Dataset entries:
▼
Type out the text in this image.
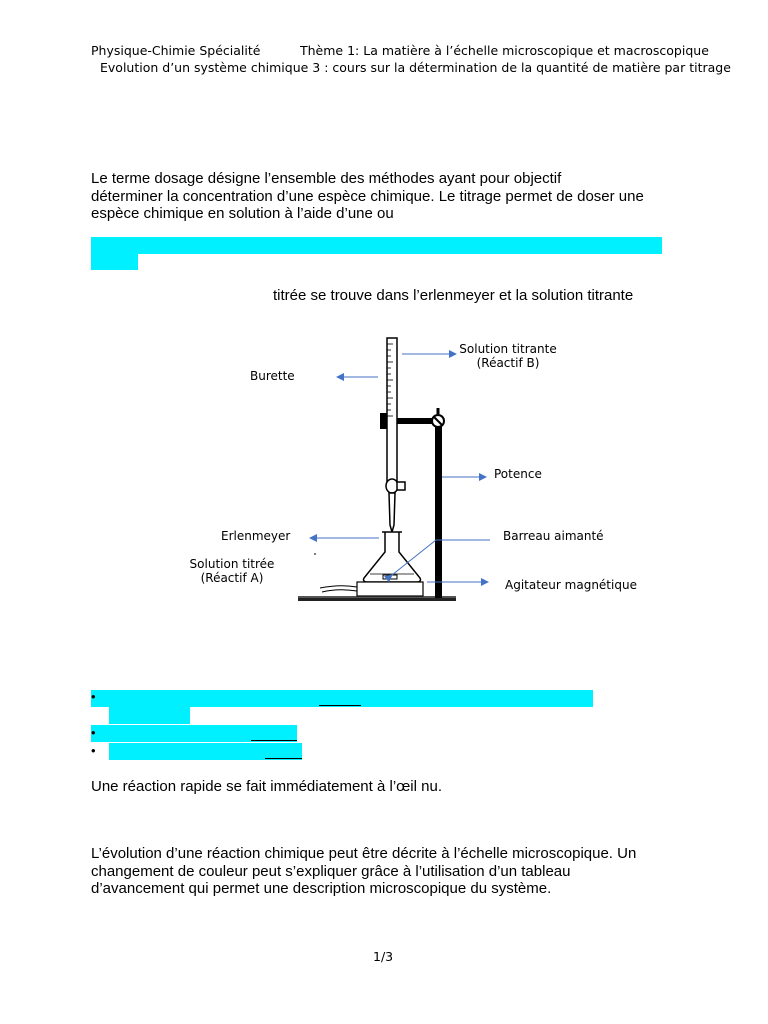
Physique-Chimie Spécialité	Thème 1: La matière à l’échelle microscopique et macroscopique
Evolution d’un système chimique 3 : cours sur la détermination de la quantité de matière par titrage
Le terme dosage désigne l’ensemble des méthodes ayant pour objectif
déterminer la concentration d’une espèce chimique. Le titrage permet de doser une
espèce chimique en solution à l’aide d’une ou
titrée se trouve dans l’erlenmeyer et la solution titrante
Solution titrante
(Réactif B)
Burette
Potence
Erlenmeyer	Barreau aimanté
Solution titrée
(Réactif A)	Agitateur magnétique
•
•
•
Une réaction rapide se fait immédiatement à l’œil nu.
L’évolution d’une réaction chimique peut être décrite à l’échelle microscopique. Un
changement de couleur peut s’expliquer grâce à l’utilisation d’un tableau
d’avancement qui permet une description microscopique du système.
1/3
▲
§ **Task objective**:
Print all the records again exactly; do not include any picture.

§ **Response to this exercise**:
Type out the text in this image.
Physique-Chimie Spécialité	Thème 1: La matière à l’échelle microscopique et macroscopique
Evolution d’un système chimique 3 : cours sur la détermination de la quantité de matière par titrage
Le terme dosage désigne l’ensemble des méthodes ayant pour objectif
déterminer la concentration d’une espèce chimique. Le titrage permet de doser une
espèce chimique en solution à l’aide d’une ou
titrée se trouve dans l’erlenmeyer et la solution titrante
Solution titrante
(Réactif B)
Burette
Potence
Erlenmeyer	Barreau aimanté
Solution titrée
(Réactif A)	Agitateur magnétique
•
•
•
Une réaction rapide se fait immédiatement à l’œil nu.
L’évolution d’une réaction chimique peut être décrite à l’échelle microscopique. Un
changement de couleur peut s’expliquer grâce à l’utilisation d’un tableau
d’avancement qui permet une description microscopique du système.
1/3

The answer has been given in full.